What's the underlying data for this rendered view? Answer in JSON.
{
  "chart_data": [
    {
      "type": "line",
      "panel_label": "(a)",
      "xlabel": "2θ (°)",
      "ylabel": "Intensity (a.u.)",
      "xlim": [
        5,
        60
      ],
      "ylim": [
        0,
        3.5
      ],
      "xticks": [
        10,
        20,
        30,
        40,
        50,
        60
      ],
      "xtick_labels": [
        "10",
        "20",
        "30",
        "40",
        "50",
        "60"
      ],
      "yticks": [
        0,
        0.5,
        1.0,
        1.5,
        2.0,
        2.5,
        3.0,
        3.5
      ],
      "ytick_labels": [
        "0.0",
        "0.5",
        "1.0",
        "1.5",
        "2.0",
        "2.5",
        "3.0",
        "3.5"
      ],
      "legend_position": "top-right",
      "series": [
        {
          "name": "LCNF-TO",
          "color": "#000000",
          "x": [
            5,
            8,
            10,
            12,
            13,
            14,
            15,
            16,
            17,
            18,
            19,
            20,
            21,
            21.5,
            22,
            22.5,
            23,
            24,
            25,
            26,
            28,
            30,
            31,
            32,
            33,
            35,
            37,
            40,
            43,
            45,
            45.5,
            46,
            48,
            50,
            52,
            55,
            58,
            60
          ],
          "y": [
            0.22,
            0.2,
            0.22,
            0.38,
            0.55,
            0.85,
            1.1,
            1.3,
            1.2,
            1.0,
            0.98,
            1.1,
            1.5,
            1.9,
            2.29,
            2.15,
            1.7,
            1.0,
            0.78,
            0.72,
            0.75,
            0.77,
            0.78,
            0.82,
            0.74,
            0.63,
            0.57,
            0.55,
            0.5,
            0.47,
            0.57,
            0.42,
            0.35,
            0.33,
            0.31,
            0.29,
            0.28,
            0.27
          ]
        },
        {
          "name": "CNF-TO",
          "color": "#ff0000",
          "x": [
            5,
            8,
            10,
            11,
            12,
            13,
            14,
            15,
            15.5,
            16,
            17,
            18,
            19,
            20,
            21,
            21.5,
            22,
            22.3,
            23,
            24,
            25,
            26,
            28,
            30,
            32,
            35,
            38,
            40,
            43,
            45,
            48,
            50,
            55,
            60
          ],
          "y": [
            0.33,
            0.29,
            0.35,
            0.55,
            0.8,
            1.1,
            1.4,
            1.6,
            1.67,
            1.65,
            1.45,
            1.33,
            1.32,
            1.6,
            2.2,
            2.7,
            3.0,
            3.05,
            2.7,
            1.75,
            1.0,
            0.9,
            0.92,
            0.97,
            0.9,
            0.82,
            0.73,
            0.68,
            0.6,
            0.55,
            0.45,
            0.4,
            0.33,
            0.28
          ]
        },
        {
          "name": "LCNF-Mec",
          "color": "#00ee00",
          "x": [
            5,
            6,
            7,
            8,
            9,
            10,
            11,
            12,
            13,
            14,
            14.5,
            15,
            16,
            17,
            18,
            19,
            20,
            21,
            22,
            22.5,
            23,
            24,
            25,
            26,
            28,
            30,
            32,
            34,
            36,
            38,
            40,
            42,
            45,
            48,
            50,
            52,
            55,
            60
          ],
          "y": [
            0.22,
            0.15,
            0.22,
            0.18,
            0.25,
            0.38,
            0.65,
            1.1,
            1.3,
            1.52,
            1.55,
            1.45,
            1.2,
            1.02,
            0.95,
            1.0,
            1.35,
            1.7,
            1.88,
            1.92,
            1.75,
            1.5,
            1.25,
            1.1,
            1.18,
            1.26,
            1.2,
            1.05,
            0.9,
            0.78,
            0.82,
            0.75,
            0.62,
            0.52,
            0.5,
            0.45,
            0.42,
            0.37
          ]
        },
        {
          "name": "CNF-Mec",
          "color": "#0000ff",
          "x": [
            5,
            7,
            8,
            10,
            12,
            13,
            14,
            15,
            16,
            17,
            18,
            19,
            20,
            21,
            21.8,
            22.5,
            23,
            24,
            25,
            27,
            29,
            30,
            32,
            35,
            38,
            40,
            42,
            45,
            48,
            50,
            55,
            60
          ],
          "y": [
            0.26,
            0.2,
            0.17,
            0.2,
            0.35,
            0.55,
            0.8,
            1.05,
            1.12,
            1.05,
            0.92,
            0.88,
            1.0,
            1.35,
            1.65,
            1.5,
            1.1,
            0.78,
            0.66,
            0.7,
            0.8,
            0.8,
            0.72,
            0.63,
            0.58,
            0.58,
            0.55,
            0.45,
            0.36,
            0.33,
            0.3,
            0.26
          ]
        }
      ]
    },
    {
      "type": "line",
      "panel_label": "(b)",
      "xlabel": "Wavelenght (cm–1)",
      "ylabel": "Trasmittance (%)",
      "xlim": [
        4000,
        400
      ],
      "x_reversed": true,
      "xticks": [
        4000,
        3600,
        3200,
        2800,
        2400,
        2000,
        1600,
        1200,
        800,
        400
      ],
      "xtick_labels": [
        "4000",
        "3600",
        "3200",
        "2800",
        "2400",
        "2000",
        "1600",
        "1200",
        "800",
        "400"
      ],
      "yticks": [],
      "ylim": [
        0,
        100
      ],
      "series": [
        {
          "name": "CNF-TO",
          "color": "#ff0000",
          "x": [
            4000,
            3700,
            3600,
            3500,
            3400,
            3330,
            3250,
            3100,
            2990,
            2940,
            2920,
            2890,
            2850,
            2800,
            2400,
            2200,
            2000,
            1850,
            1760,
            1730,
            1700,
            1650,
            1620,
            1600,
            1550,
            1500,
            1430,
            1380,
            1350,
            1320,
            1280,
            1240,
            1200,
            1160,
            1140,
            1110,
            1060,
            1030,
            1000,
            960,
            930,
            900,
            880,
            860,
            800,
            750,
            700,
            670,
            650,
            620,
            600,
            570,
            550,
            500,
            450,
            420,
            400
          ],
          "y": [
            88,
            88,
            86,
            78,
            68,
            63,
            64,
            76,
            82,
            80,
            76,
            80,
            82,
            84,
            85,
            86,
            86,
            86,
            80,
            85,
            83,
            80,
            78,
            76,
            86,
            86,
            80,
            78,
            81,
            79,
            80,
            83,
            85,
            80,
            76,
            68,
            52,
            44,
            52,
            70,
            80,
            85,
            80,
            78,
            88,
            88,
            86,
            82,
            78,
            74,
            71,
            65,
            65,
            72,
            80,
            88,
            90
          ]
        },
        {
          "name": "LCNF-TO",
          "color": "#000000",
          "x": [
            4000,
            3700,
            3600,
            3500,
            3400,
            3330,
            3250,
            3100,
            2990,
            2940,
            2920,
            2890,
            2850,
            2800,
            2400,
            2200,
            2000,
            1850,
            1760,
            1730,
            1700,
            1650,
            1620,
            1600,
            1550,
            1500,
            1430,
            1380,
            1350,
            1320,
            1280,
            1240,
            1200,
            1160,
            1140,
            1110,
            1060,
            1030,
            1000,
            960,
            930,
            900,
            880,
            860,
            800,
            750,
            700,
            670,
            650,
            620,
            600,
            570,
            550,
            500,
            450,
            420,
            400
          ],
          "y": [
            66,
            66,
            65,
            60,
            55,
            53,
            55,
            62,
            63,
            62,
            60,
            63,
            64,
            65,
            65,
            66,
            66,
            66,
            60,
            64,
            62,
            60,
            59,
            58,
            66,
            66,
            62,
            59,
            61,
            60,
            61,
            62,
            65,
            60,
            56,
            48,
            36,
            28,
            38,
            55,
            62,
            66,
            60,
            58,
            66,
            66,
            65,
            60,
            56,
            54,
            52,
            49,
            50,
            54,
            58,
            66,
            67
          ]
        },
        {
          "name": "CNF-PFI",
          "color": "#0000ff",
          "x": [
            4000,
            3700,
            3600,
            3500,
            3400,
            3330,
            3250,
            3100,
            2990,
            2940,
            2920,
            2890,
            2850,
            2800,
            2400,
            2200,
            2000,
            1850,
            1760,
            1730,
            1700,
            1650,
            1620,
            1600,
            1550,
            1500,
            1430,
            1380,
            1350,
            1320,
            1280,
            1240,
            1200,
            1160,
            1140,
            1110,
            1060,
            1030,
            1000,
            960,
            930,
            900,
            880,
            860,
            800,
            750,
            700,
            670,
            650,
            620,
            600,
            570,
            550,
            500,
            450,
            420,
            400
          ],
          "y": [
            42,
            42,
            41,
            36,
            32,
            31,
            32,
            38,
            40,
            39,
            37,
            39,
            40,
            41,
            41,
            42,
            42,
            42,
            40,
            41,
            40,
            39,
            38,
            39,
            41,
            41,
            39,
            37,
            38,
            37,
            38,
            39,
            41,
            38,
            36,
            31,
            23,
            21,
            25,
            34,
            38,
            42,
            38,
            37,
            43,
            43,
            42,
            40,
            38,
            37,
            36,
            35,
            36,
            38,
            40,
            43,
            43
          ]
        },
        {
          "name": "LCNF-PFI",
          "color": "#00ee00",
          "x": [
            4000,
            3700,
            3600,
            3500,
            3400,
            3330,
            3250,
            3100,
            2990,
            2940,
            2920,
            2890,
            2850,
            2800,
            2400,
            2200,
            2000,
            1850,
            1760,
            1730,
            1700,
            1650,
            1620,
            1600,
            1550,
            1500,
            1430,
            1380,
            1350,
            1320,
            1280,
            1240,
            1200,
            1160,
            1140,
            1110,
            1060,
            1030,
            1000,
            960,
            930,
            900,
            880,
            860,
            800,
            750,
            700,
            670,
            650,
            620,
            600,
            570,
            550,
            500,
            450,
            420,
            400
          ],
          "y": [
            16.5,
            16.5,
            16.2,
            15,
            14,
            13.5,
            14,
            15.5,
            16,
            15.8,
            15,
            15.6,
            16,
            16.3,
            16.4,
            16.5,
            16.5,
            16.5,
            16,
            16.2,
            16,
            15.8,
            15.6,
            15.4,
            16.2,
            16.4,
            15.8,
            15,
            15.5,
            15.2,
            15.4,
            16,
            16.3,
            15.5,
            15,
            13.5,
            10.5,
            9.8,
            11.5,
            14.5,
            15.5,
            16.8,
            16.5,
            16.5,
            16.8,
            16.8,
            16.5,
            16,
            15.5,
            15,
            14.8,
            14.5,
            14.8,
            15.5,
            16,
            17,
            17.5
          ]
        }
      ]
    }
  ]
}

Task description: Examine the data above and state how many of its lines contain the word "ylabel", with no further remarks.

Completed task: 2